Requirements >>
Retype each record below word for word. Leave the pictures out.

== == ==

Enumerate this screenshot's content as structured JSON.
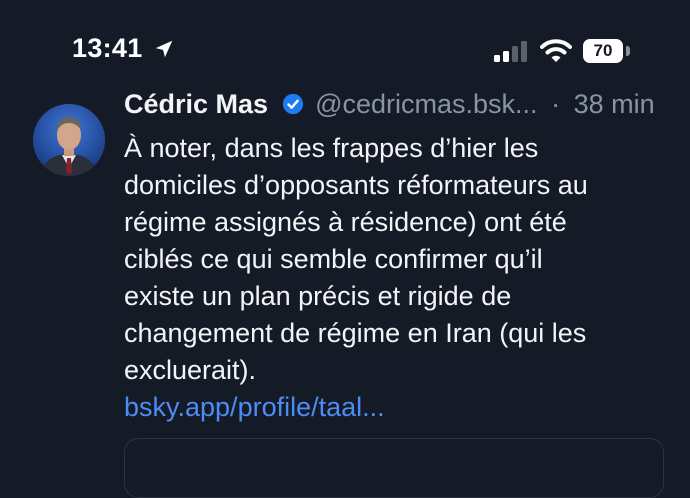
{
  "status_bar": {
    "time": "13:41",
    "battery_level": "70",
    "icons": [
      "location-arrow-icon",
      "cellular-signal-icon",
      "wifi-icon",
      "battery-icon"
    ]
  },
  "post": {
    "author_name": "Cédric Mas",
    "handle": "@cedricmas.bsk...",
    "separator": "·",
    "timestamp": "38 min",
    "text_lines": [
      "À noter, dans les frappes d’hier les",
      "domiciles d’opposants réformateurs au",
      "régime assignés à résidence) ont été",
      "ciblés ce qui semble confirmer qu’il",
      "existe un plan précis et rigide de",
      "changement de régime en Iran (qui les",
      "excluerait)."
    ],
    "link": "bsky.app/profile/taal..."
  },
  "colors": {
    "background": "#151b26",
    "text": "#f2f4f7",
    "muted": "#8893a5",
    "link": "#4c8cf5",
    "verified": "#1d7cf2"
  }
}
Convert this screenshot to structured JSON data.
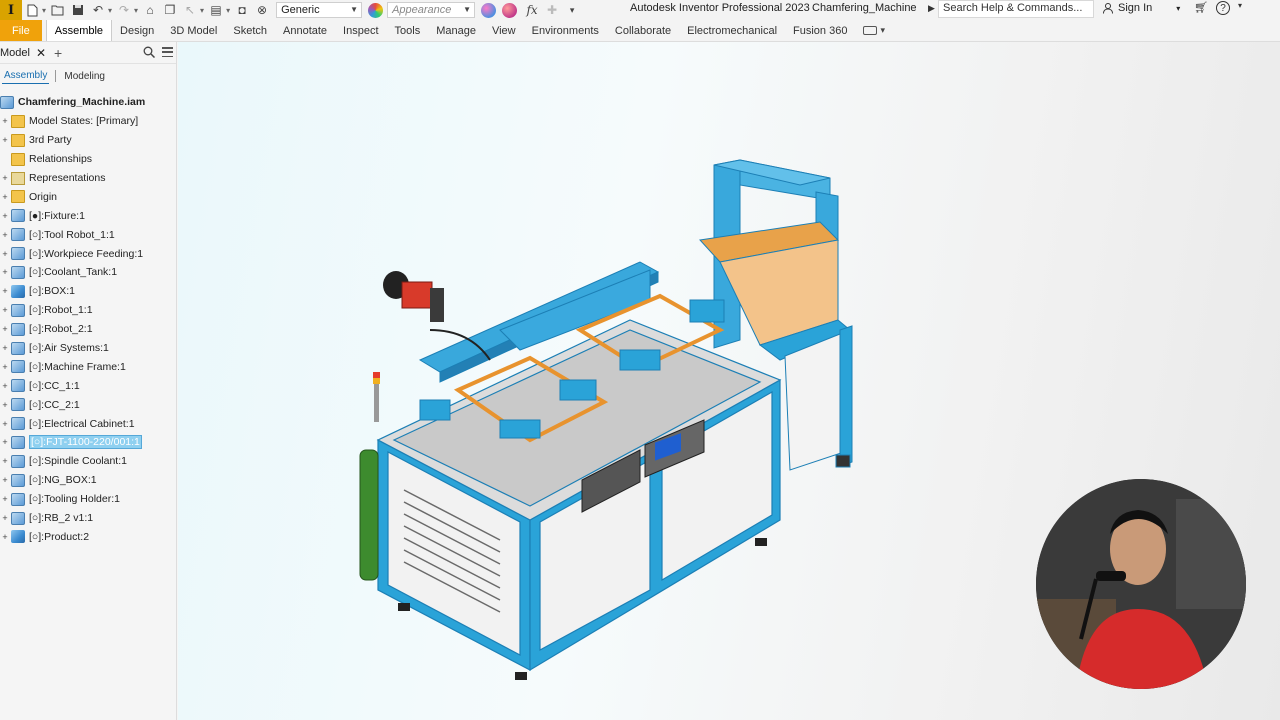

== == ==

Answer >>
Enumerate this screenshot's content as structured JSON.
{
  "status_bar": {
    "time": "13:41",
    "battery_level": "70",
    "icons": [
      "location-arrow-icon",
      "cellular-signal-icon",
      "wifi-icon",
      "battery-icon"
    ]
  },
  "post": {
    "author_name": "Cédric Mas",
    "handle": "@cedricmas.bsk...",
    "separator": "·",
    "timestamp": "38 min",
    "text_lines": [
      "À noter, dans les frappes d’hier les",
      "domiciles d’opposants réformateurs au",
      "régime assignés à résidence) ont été",
      "ciblés ce qui semble confirmer qu’il",
      "existe un plan précis et rigide de",
      "changement de régime en Iran (qui les",
      "excluerait)."
    ],
    "link": "bsky.app/profile/taal..."
  },
  "colors": {
    "background": "#151b26",
    "text": "#f2f4f7",
    "muted": "#8893a5",
    "link": "#4c8cf5",
    "verified": "#1d7cf2"
  }
}
Convert this screenshot to structured JSON data.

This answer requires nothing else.